— Begin —
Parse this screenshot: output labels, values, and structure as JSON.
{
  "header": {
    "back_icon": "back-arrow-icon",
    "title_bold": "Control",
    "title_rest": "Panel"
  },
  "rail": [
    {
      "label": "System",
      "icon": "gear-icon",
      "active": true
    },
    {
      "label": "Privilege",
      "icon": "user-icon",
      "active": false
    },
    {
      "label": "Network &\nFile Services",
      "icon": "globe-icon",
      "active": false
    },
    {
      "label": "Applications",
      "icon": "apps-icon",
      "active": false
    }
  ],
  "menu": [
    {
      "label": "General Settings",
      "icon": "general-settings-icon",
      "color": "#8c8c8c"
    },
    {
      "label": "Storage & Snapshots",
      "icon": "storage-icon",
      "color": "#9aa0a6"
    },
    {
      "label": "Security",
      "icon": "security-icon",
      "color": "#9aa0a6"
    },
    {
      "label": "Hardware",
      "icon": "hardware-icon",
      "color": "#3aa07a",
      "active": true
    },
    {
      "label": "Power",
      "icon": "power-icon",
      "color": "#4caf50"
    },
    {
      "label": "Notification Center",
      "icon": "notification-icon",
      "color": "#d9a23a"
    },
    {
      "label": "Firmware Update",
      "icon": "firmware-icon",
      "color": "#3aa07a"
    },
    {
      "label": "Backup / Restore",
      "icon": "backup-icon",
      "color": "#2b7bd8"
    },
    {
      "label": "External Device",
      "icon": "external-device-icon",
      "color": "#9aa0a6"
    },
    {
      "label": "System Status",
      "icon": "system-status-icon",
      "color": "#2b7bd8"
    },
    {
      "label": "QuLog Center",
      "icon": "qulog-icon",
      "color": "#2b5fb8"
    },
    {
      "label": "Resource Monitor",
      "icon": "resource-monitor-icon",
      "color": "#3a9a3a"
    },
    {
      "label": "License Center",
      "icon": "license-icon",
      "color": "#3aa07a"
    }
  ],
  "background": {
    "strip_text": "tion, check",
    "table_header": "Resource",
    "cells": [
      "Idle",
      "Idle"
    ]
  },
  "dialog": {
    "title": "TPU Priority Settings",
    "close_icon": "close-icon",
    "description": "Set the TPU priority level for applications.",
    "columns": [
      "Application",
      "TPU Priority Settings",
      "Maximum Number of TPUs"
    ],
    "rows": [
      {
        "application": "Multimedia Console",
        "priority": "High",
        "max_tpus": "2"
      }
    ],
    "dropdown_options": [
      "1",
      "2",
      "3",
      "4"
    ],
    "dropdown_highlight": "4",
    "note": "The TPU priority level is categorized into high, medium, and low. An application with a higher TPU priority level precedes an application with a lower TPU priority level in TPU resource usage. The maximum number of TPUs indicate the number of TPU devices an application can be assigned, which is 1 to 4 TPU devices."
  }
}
— End —
— Begin —
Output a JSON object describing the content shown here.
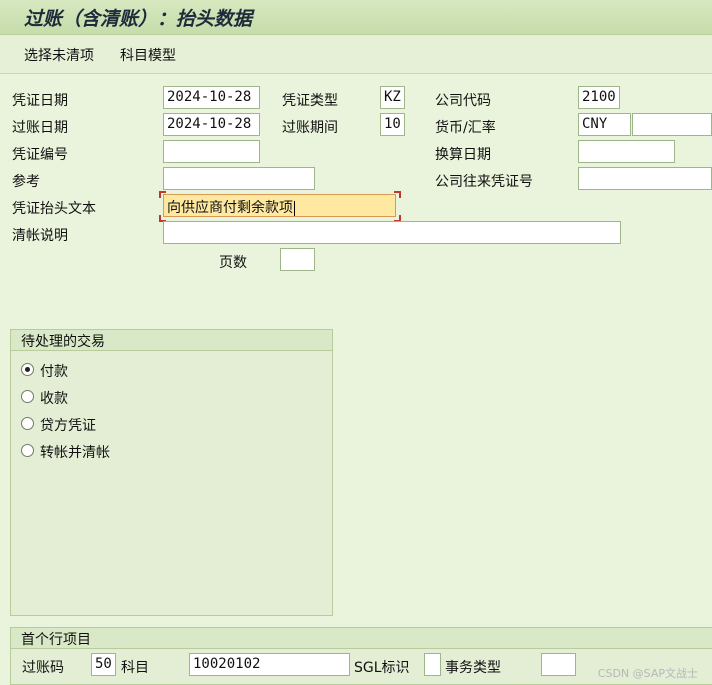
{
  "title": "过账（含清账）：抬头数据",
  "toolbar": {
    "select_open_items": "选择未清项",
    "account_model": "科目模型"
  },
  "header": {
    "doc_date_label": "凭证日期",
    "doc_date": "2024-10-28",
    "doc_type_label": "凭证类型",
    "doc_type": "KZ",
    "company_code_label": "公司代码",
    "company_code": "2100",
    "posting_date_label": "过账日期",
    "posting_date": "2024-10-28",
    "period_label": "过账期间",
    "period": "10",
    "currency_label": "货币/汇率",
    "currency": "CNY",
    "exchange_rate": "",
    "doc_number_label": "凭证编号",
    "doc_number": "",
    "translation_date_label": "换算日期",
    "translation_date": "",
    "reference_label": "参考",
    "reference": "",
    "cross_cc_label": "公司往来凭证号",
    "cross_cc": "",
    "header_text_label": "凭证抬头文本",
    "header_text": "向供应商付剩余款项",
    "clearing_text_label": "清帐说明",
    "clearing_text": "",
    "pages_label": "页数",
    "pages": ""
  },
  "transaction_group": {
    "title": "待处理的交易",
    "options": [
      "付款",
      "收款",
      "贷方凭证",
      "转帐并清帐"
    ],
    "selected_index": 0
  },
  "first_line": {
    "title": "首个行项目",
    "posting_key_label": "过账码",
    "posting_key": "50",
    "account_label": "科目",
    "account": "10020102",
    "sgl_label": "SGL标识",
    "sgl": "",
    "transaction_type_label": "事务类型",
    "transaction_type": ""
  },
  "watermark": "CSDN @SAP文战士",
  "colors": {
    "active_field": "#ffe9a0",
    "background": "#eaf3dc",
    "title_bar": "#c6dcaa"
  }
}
— End —
» Exercise
Scan the material above. Extract every line in which the word "Center" occurs.

» Response to this exercise
      "label": "Notification Center",
      "label": "QuLog Center",
      "label": "License Center",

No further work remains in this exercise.